Written instruction:
Your task is to count the lines of the entries below that include the word "from" and to give only the resulting number.
◆ ◆ ◆
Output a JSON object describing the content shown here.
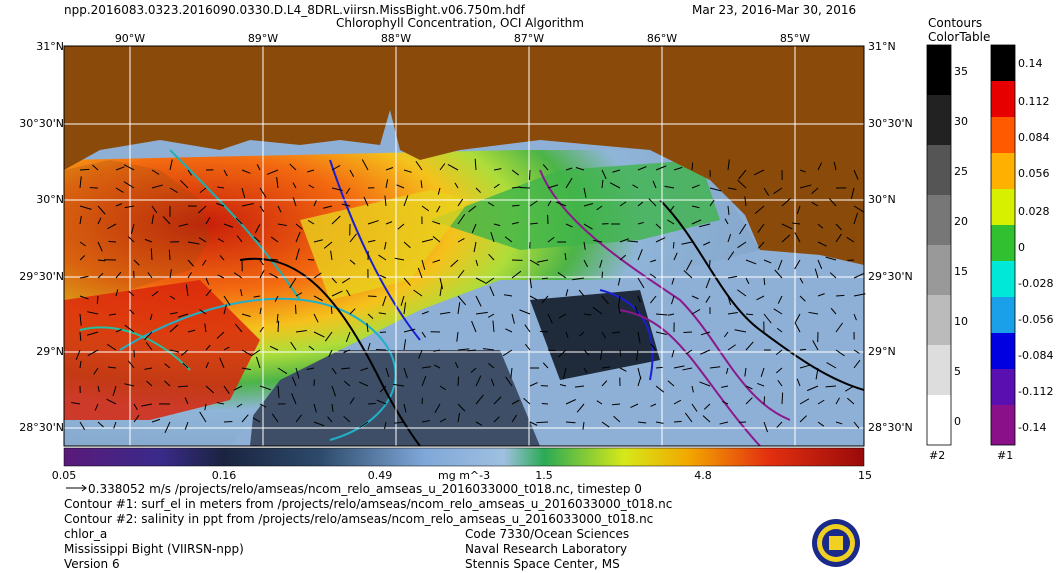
{
  "header": {
    "filename": "npp.2016083.0323.2016090.0330.D.L4_8DRL.viirsn.MissBight.v06.750m.hdf",
    "title": "Chlorophyll Concentration, OCI Algorithm",
    "date_range": "Mar 23, 2016-Mar 30, 2016"
  },
  "map": {
    "lon_labels": [
      "90°W",
      "89°W",
      "88°W",
      "87°W",
      "86°W",
      "85°W"
    ],
    "lat_labels": [
      "31°N",
      "30°30'N",
      "30°N",
      "29°30'N",
      "29°N",
      "28°30'N"
    ],
    "colors": {
      "land": "#8a4a0a",
      "gridline": "#ffffff"
    }
  },
  "chlor_colorbar": {
    "ticks": [
      "0.05",
      "0.16",
      "0.49",
      "1.5",
      "4.8",
      "15"
    ],
    "unit": "mg m^-3"
  },
  "contours_bar": {
    "title_line1": "Contours",
    "title_line2": "ColorTable",
    "values": [
      "35",
      "30",
      "25",
      "20",
      "15",
      "10",
      "5",
      "0"
    ],
    "label": "#2"
  },
  "colortable_bar": {
    "values": [
      "0.14",
      "0.112",
      "0.084",
      "0.056",
      "0.028",
      "0",
      "-0.028",
      "-0.056",
      "-0.084",
      "-0.112",
      "-0.14"
    ],
    "label": "#1"
  },
  "footer": {
    "vector_line": "0.338052 m/s /projects/relo/amseas/ncom_relo_amseas_u_2016033000_t018.nc, timestep 0",
    "contour1": "Contour #1: surf_el in meters from /projects/relo/amseas/ncom_relo_amseas_u_2016033000_t018.nc",
    "contour2": "Contour #2: salinity in ppt from /projects/relo/amseas/ncom_relo_amseas_u_2016033000_t018.nc",
    "product": "chlor_a",
    "region": "Mississippi Bight (VIIRSN-npp)",
    "version": "Version 6",
    "org1": "Code 7330/Ocean Sciences",
    "org2": "Naval Research Laboratory",
    "org3": "Stennis Space Center, MS"
  }
}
◆ ◆ ◆
Exercise solution:
2